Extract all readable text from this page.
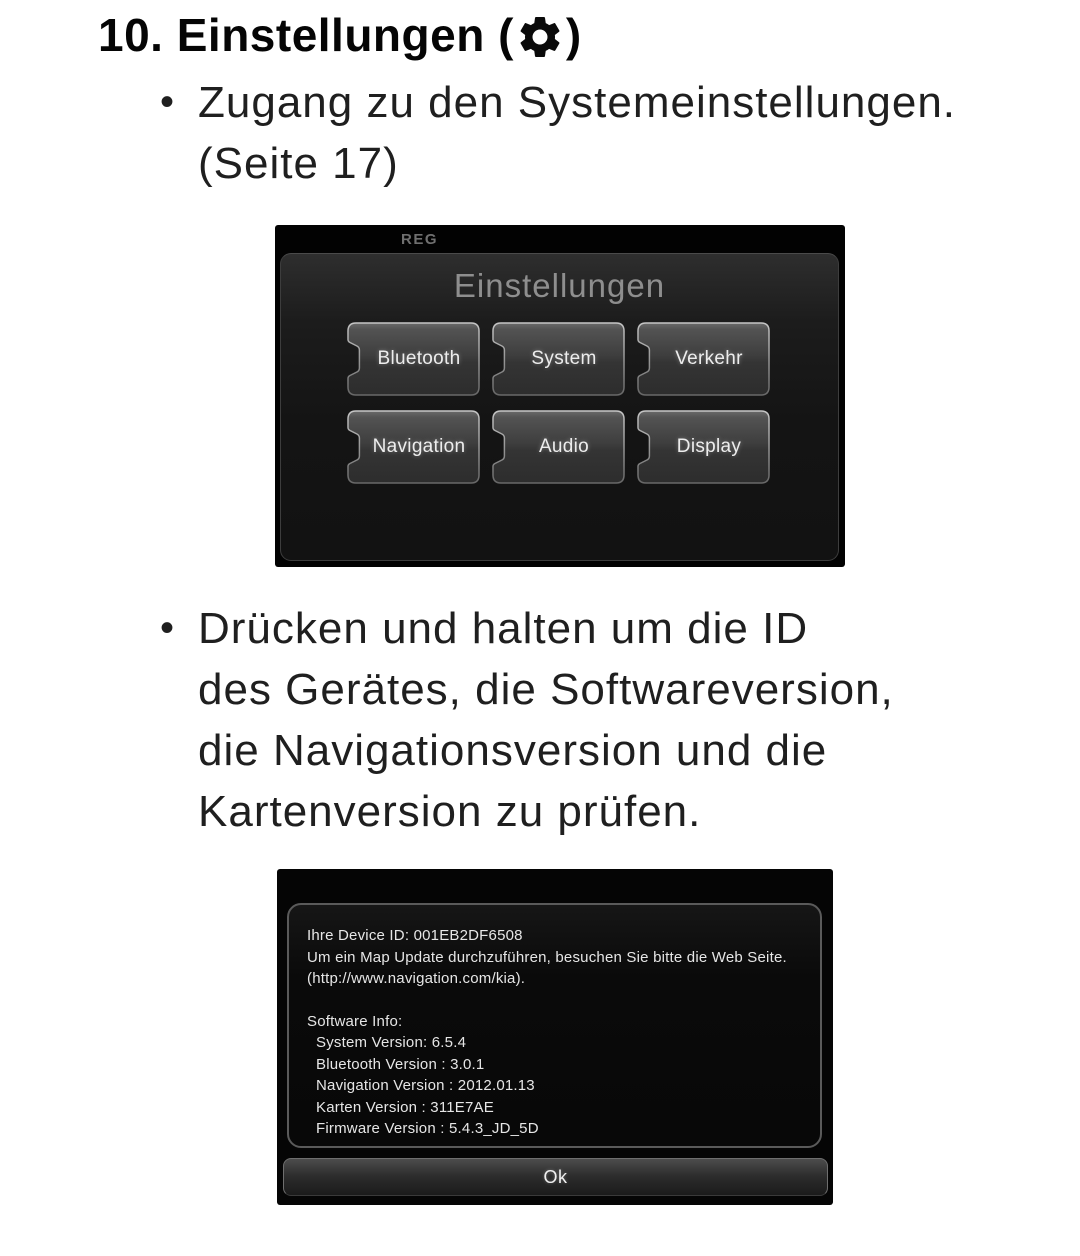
10. Einstellungen ( )
• Zugang zu den Systemeinstellungen.
(Seite 17)
REG
Einstellungen
Bluetooth	System	Verkehr
Navigation	Audio	Display
• Drücken und halten um die ID
des Gerätes, die Softwareversion,
die Navigationsversion und die
Kartenversion zu prüfen.
Ihre Device ID: 001EB2DF6508
Um ein Map Update durchzuführen, besuchen Sie bitte die Web Seite.
(http://www.navigation.com/kia).
Software Info:
System Version: 6.5.4
Bluetooth Version : 3.0.1
Navigation Version : 2012.01.13
Karten Version : 311E7AE
Firmware Version : 5.4.3_JD_5D
Ok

> **What this task involves**
Return only the count of lines in the records that hold the word "Seite".

> **Answer below**
2